## Exercise instructions
All entries below need to be written out exactly, but without their pictures.

## Data for the task
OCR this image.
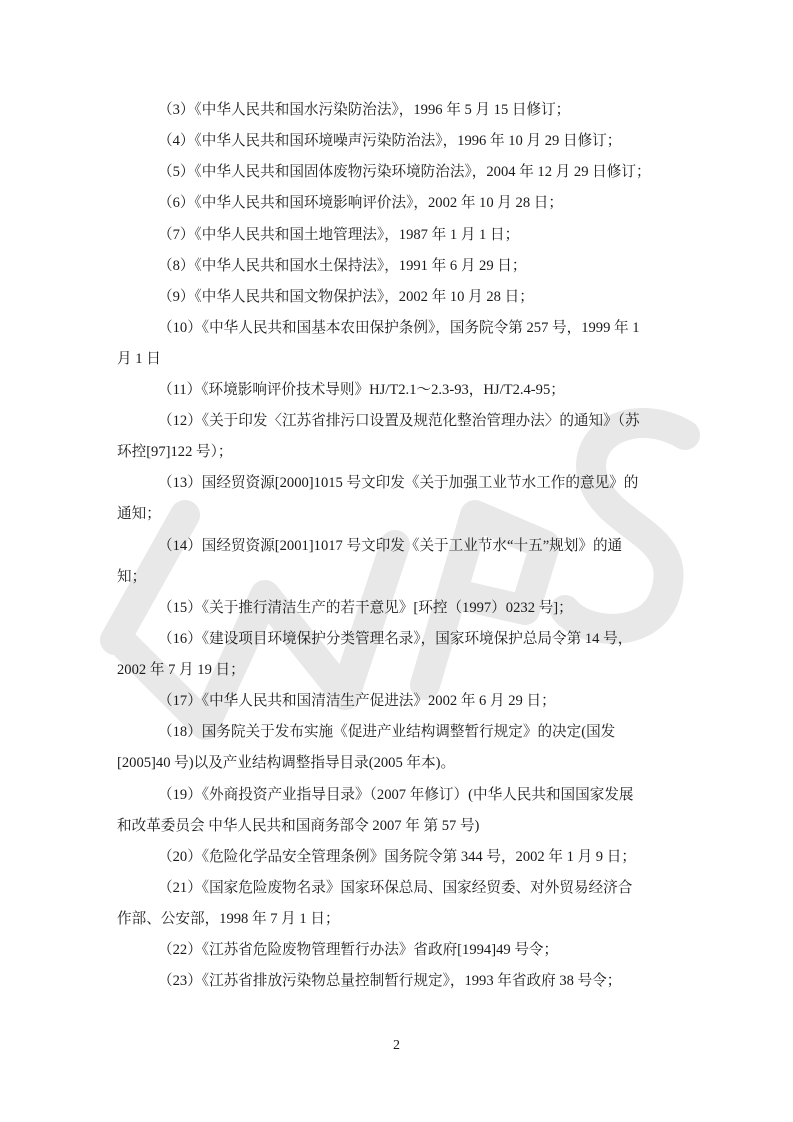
（3）《中华人民共和国水污染防治法》，1996 年 5 月 15 日修订；
（4）《中华人民共和国环境噪声污染防治法》，1996 年 10 月 29 日修订；
（5）《中华人民共和国固体废物污染环境防治法》，2004 年 12 月 29 日修订；
（6）《中华人民共和国环境影响评价法》，2002 年 10 月 28 日；
（7）《中华人民共和国土地管理法》，1987 年 1 月 1 日；
（8）《中华人民共和国水土保持法》，1991 年 6 月 29 日；
（9）《中华人民共和国文物保护法》，2002 年 10 月 28 日；
（10）《中华人民共和国基本农田保护条例》，国务院令第 257 号，1999 年 1
月 1 日
（11）《环境影响评价技术导则》HJ/T2.1～2.3-93，HJ/T2.4-95；
（12）《关于印发〈江苏省排污口设置及规范化整治管理办法〉的通知》（苏
环控[97]122 号）；
（13）国经贸资源[2000]1015 号文印发《关于加强工业节水工作的意见》的
通知；
（14）国经贸资源[2001]1017 号文印发《关于工业节水“十五”规划》的通
知；
（15）《关于推行清洁生产的若干意见》[环控（1997）0232 号]；
（16）《建设项目环境保护分类管理名录》，国家环境保护总局令第 14 号，
2002 年 7 月 19 日；
（17）《中华人民共和国清洁生产促进法》2002 年 6 月 29 日；
（18）国务院关于发布实施《促进产业结构调整暂行规定》的决定(国发
[2005]40 号)以及产业结构调整指导目录(2005 年本)。
（19）《外商投资产业指导目录》（2007 年修订）(中华人民共和国国家发展
和改革委员会 中华人民共和国商务部令 2007 年 第 57 号)
（20）《危险化学品安全管理条例》国务院令第 344 号，2002 年 1 月 9 日；
（21）《国家危险废物名录》国家环保总局、国家经贸委、对外贸易经济合
作部、公安部，1998 年 7 月 1 日；
（22）《江苏省危险废物管理暂行办法》省政府[1994]49 号令；
（23）《江苏省排放污染物总量控制暂行规定》，1993 年省政府 38 号令；
2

## Answer to this problem
OCR this image.
（3）《中华人民共和国水污染防治法》，1996 年 5 月 15 日修订；
（4）《中华人民共和国环境噪声污染防治法》，1996 年 10 月 29 日修订；
（5）《中华人民共和国固体废物污染环境防治法》，2004 年 12 月 29 日修订；
（6）《中华人民共和国环境影响评价法》，2002 年 10 月 28 日；
（7）《中华人民共和国土地管理法》，1987 年 1 月 1 日；
（8）《中华人民共和国水土保持法》，1991 年 6 月 29 日；
（9）《中华人民共和国文物保护法》，2002 年 10 月 28 日；
（10）《中华人民共和国基本农田保护条例》，国务院令第 257 号，1999 年 1
月 1 日
（11）《环境影响评价技术导则》HJ/T2.1～2.3-93，HJ/T2.4-95；
（12）《关于印发〈江苏省排污口设置及规范化整治管理办法〉的通知》（苏
环控[97]122 号）；
（13）国经贸资源[2000]1015 号文印发《关于加强工业节水工作的意见》的
通知；
（14）国经贸资源[2001]1017 号文印发《关于工业节水“十五”规划》的通
知；
（15）《关于推行清洁生产的若干意见》[环控（1997）0232 号]；
（16）《建设项目环境保护分类管理名录》，国家环境保护总局令第 14 号，
2002 年 7 月 19 日；
（17）《中华人民共和国清洁生产促进法》2002 年 6 月 29 日；
（18）国务院关于发布实施《促进产业结构调整暂行规定》的决定(国发
[2005]40 号)以及产业结构调整指导目录(2005 年本)。
（19）《外商投资产业指导目录》（2007 年修订）(中华人民共和国国家发展
和改革委员会 中华人民共和国商务部令 2007 年 第 57 号)
（20）《危险化学品安全管理条例》国务院令第 344 号，2002 年 1 月 9 日；
（21）《国家危险废物名录》国家环保总局、国家经贸委、对外贸易经济合
作部、公安部，1998 年 7 月 1 日；
（22）《江苏省危险废物管理暂行办法》省政府[1994]49 号令；
（23）《江苏省排放污染物总量控制暂行规定》，1993 年省政府 38 号令；
2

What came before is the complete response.